__CHALLENGE__
How many lines in the records below contain the word "color"? Answer with the number alone.

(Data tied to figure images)

>> BEGIN

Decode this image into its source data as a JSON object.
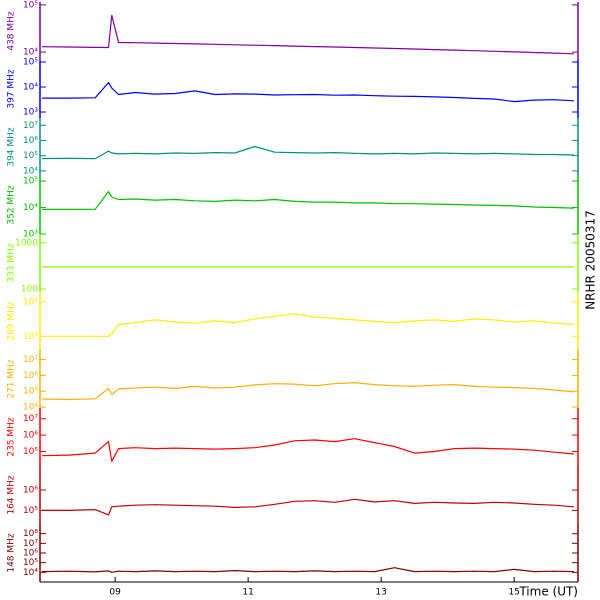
{
  "annotation": "NRHR 20050317",
  "chart_data": [
    {
      "type": "line",
      "y_label": "438 MHz",
      "color": "#8000a0",
      "log_y": true,
      "xlim": [
        7.87,
        15.96
      ],
      "ylim": [
        6800,
        115000
      ],
      "yticks": [
        {
          "value": 10000,
          "label": "10⁴"
        },
        {
          "value": 100000,
          "label": "10⁵"
        }
      ],
      "x": [
        7.9,
        8.3,
        8.7,
        8.9,
        8.95,
        9.05,
        9.3,
        9.6,
        9.9,
        10.2,
        10.5,
        10.8,
        11.1,
        11.4,
        11.7,
        12.0,
        12.3,
        12.6,
        12.9,
        13.2,
        13.5,
        13.8,
        14.1,
        14.4,
        14.7,
        15.0,
        15.3,
        15.6,
        15.9
      ],
      "values": [
        13000,
        12800,
        12600,
        12500,
        60000,
        16000,
        15800,
        15500,
        15200,
        14900,
        14600,
        14300,
        14000,
        13700,
        13400,
        13100,
        12800,
        12500,
        12200,
        11900,
        11600,
        11300,
        11000,
        10700,
        10400,
        10100,
        9800,
        9500,
        9200
      ]
    },
    {
      "type": "line",
      "y_label": "397 MHz",
      "color": "#0000ff",
      "log_y": true,
      "xlim": [
        7.87,
        15.96
      ],
      "ylim": [
        575,
        120000
      ],
      "yticks": [
        {
          "value": 1000,
          "label": "10³"
        },
        {
          "value": 10000,
          "label": "10⁴"
        },
        {
          "value": 100000,
          "label": "10⁵"
        }
      ],
      "x": [
        7.9,
        8.3,
        8.7,
        8.9,
        8.95,
        9.05,
        9.3,
        9.6,
        9.9,
        10.2,
        10.5,
        10.8,
        11.1,
        11.4,
        11.7,
        12.0,
        12.3,
        12.6,
        12.9,
        13.2,
        13.5,
        13.8,
        14.1,
        14.4,
        14.7,
        15.0,
        15.3,
        15.6,
        15.9
      ],
      "values": [
        3600,
        3600,
        3700,
        15000,
        9000,
        5000,
        6000,
        5200,
        5500,
        7000,
        5000,
        5300,
        5200,
        4800,
        4900,
        5000,
        4700,
        4800,
        4500,
        4300,
        4200,
        4000,
        3800,
        3500,
        3300,
        2600,
        3000,
        3100,
        2800
      ]
    },
    {
      "type": "line",
      "y_label": "394 MHz",
      "color": "#009080",
      "log_y": true,
      "xlim": [
        7.87,
        15.96
      ],
      "ylim": [
        4600,
        30000000
      ],
      "yticks": [
        {
          "value": 10000,
          "label": "10⁴"
        },
        {
          "value": 100000,
          "label": "10⁵"
        },
        {
          "value": 1000000,
          "label": "10⁶"
        },
        {
          "value": 10000000,
          "label": "10⁷"
        }
      ],
      "x": [
        7.9,
        8.3,
        8.7,
        8.9,
        8.95,
        9.05,
        9.3,
        9.6,
        9.9,
        10.2,
        10.5,
        10.8,
        11.1,
        11.4,
        11.7,
        12.0,
        12.3,
        12.6,
        12.9,
        13.2,
        13.5,
        13.8,
        14.1,
        14.4,
        14.7,
        15.0,
        15.3,
        15.6,
        15.9
      ],
      "values": [
        65000,
        66000,
        64000,
        200000,
        150000,
        130000,
        140000,
        130000,
        150000,
        140000,
        160000,
        150000,
        400000,
        170000,
        160000,
        150000,
        160000,
        140000,
        130000,
        140000,
        130000,
        150000,
        140000,
        130000,
        140000,
        130000,
        120000,
        120000,
        110000
      ]
    },
    {
      "type": "line",
      "y_label": "352 MHz",
      "color": "#00c000",
      "log_y": true,
      "xlim": [
        7.87,
        15.96
      ],
      "ylim": [
        1000,
        155000
      ],
      "yticks": [
        {
          "value": 1000,
          "label": "10³"
        },
        {
          "value": 10000,
          "label": "10⁴"
        },
        {
          "value": 100000,
          "label": "10⁵"
        }
      ],
      "x": [
        7.9,
        8.3,
        8.7,
        8.9,
        8.95,
        9.05,
        9.3,
        9.6,
        9.9,
        10.2,
        10.5,
        10.8,
        11.1,
        11.4,
        11.7,
        12.0,
        12.3,
        12.6,
        12.9,
        13.2,
        13.5,
        13.8,
        14.1,
        14.4,
        14.7,
        15.0,
        15.3,
        15.6,
        15.9
      ],
      "values": [
        8500,
        8500,
        8600,
        40000,
        25000,
        20000,
        21000,
        19000,
        20000,
        18000,
        17000,
        19000,
        18000,
        20000,
        17000,
        16000,
        16000,
        15000,
        15000,
        14000,
        14000,
        13500,
        13000,
        12500,
        12000,
        11500,
        10500,
        10000,
        9500
      ]
    },
    {
      "type": "line",
      "y_label": "333 MHz",
      "color": "#80ff00",
      "log_y": true,
      "xlim": [
        7.87,
        15.96
      ],
      "ylim": [
        86,
        1550
      ],
      "yticks": [
        100,
        1000
      ],
      "x": [
        7.9,
        8.3,
        8.7,
        8.9,
        8.95,
        9.05,
        9.3,
        9.6,
        9.9,
        10.2,
        10.5,
        10.8,
        11.1,
        11.4,
        11.7,
        12.0,
        12.3,
        12.6,
        12.9,
        13.2,
        13.5,
        13.8,
        14.1,
        14.4,
        14.7,
        15.0,
        15.3,
        15.6,
        15.9
      ],
      "values": [
        300,
        300,
        300,
        300,
        300,
        300,
        300,
        300,
        300,
        300,
        300,
        300,
        300,
        300,
        300,
        300,
        300,
        300,
        300,
        300,
        300,
        300,
        300,
        300,
        300,
        300,
        300,
        300,
        300
      ]
    },
    {
      "type": "line",
      "y_label": "289 MHz",
      "color": "#ffee00",
      "log_y": true,
      "xlim": [
        7.87,
        15.96
      ],
      "ylim": [
        4000,
        193000
      ],
      "yticks": [
        {
          "value": 10000,
          "label": "10⁴"
        },
        {
          "value": 100000,
          "label": "10⁵"
        }
      ],
      "x": [
        7.9,
        8.3,
        8.7,
        8.9,
        8.95,
        9.05,
        9.3,
        9.6,
        9.9,
        10.2,
        10.5,
        10.8,
        11.1,
        11.4,
        11.7,
        12.0,
        12.3,
        12.6,
        12.9,
        13.2,
        13.5,
        13.8,
        14.1,
        14.4,
        14.7,
        15.0,
        15.3,
        15.6,
        15.9
      ],
      "values": [
        10000,
        10000,
        10000,
        10000,
        12000,
        22000,
        25000,
        30000,
        26000,
        24000,
        28000,
        25000,
        32000,
        38000,
        45000,
        36000,
        33000,
        30000,
        27000,
        25000,
        28000,
        30000,
        27000,
        32000,
        30000,
        26000,
        28000,
        24000,
        22000
      ]
    },
    {
      "type": "line",
      "y_label": "271 MHz",
      "color": "#ffb000",
      "log_y": true,
      "xlim": [
        7.87,
        15.96
      ],
      "ylim": [
        8700,
        40000000
      ],
      "yticks": [
        {
          "value": 10000,
          "label": "10⁴"
        },
        {
          "value": 100000,
          "label": "10⁵"
        },
        {
          "value": 1000000,
          "label": "10⁶"
        },
        {
          "value": 10000000,
          "label": "10⁷"
        }
      ],
      "x": [
        7.9,
        8.3,
        8.7,
        8.9,
        8.95,
        9.05,
        9.3,
        9.6,
        9.9,
        10.2,
        10.5,
        10.8,
        11.1,
        11.4,
        11.7,
        12.0,
        12.3,
        12.6,
        12.9,
        13.2,
        13.5,
        13.8,
        14.1,
        14.4,
        14.7,
        15.0,
        15.3,
        15.6,
        15.9
      ],
      "values": [
        32000,
        30000,
        33000,
        150000,
        60000,
        140000,
        160000,
        180000,
        150000,
        200000,
        160000,
        180000,
        250000,
        300000,
        280000,
        220000,
        300000,
        350000,
        260000,
        220000,
        200000,
        240000,
        260000,
        200000,
        180000,
        170000,
        150000,
        120000,
        90000
      ]
    },
    {
      "type": "line",
      "y_label": "235 MHz",
      "color": "#ff0000",
      "log_y": true,
      "xlim": [
        7.87,
        15.96
      ],
      "ylim": [
        13000,
        45000000
      ],
      "yticks": [
        {
          "value": 100000,
          "label": "10⁵"
        },
        {
          "value": 1000000,
          "label": "10⁶"
        },
        {
          "value": 10000000,
          "label": "10⁷"
        }
      ],
      "x": [
        7.9,
        8.3,
        8.7,
        8.9,
        8.95,
        9.05,
        9.3,
        9.6,
        9.9,
        10.2,
        10.5,
        10.8,
        11.1,
        11.4,
        11.7,
        12.0,
        12.3,
        12.6,
        12.9,
        13.2,
        13.5,
        13.8,
        14.1,
        14.4,
        14.7,
        15.0,
        15.3,
        15.6,
        15.9
      ],
      "values": [
        55000,
        60000,
        80000,
        400000,
        25000,
        150000,
        170000,
        150000,
        160000,
        150000,
        140000,
        150000,
        170000,
        250000,
        450000,
        500000,
        400000,
        600000,
        350000,
        200000,
        80000,
        100000,
        150000,
        160000,
        150000,
        140000,
        120000,
        90000,
        70000
      ]
    },
    {
      "type": "line",
      "y_label": "164 MHz",
      "color": "#c00000",
      "log_y": true,
      "xlim": [
        7.87,
        15.96
      ],
      "ylim": [
        21600,
        15000000
      ],
      "yticks": [
        {
          "value": 100000,
          "label": "10⁵"
        },
        {
          "value": 1000000,
          "label": "10⁶"
        }
      ],
      "x": [
        7.9,
        8.3,
        8.7,
        8.9,
        8.95,
        9.05,
        9.3,
        9.6,
        9.9,
        10.2,
        10.5,
        10.8,
        11.1,
        11.4,
        11.7,
        12.0,
        12.3,
        12.6,
        12.9,
        13.2,
        13.5,
        13.8,
        14.1,
        14.4,
        14.7,
        15.0,
        15.3,
        15.6,
        15.9
      ],
      "values": [
        100000,
        100000,
        110000,
        60000,
        150000,
        160000,
        180000,
        190000,
        180000,
        170000,
        160000,
        140000,
        150000,
        200000,
        280000,
        300000,
        250000,
        350000,
        260000,
        300000,
        220000,
        250000,
        230000,
        220000,
        250000,
        230000,
        200000,
        180000,
        150000
      ]
    },
    {
      "type": "line",
      "y_label": "148 MHz",
      "color": "#800000",
      "log_y": true,
      "xlim": [
        7.87,
        15.96
      ],
      "ylim": [
        1000,
        1000000000
      ],
      "yticks": [
        {
          "value": 10000,
          "label": "10⁴"
        },
        {
          "value": 100000,
          "label": "10⁵"
        },
        {
          "value": 1000000,
          "label": "10⁶"
        },
        {
          "value": 10000000,
          "label": "10⁷"
        },
        {
          "value": 100000000,
          "label": "10⁸"
        }
      ],
      "xticks": [
        {
          "value": 9,
          "label": "09"
        },
        {
          "value": 11,
          "label": "11"
        },
        {
          "value": 13,
          "label": "13"
        },
        {
          "value": 15,
          "label": "15"
        }
      ],
      "x_label": "Time (UT)",
      "x": [
        7.9,
        8.3,
        8.7,
        8.9,
        8.95,
        9.05,
        9.3,
        9.6,
        9.9,
        10.2,
        10.5,
        10.8,
        11.1,
        11.4,
        11.7,
        12.0,
        12.3,
        12.6,
        12.9,
        13.2,
        13.5,
        13.8,
        14.1,
        14.4,
        14.7,
        15.0,
        15.3,
        15.6,
        15.9
      ],
      "values": [
        12000,
        13000,
        11000,
        14000,
        10000,
        13000,
        12000,
        14000,
        12000,
        13000,
        12000,
        15000,
        12000,
        13000,
        12000,
        14000,
        12000,
        13000,
        12000,
        30000,
        12000,
        13000,
        12000,
        13000,
        12000,
        20000,
        12000,
        13000,
        12000
      ]
    }
  ]
}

>> END

__SOLVED PROBLEM__
10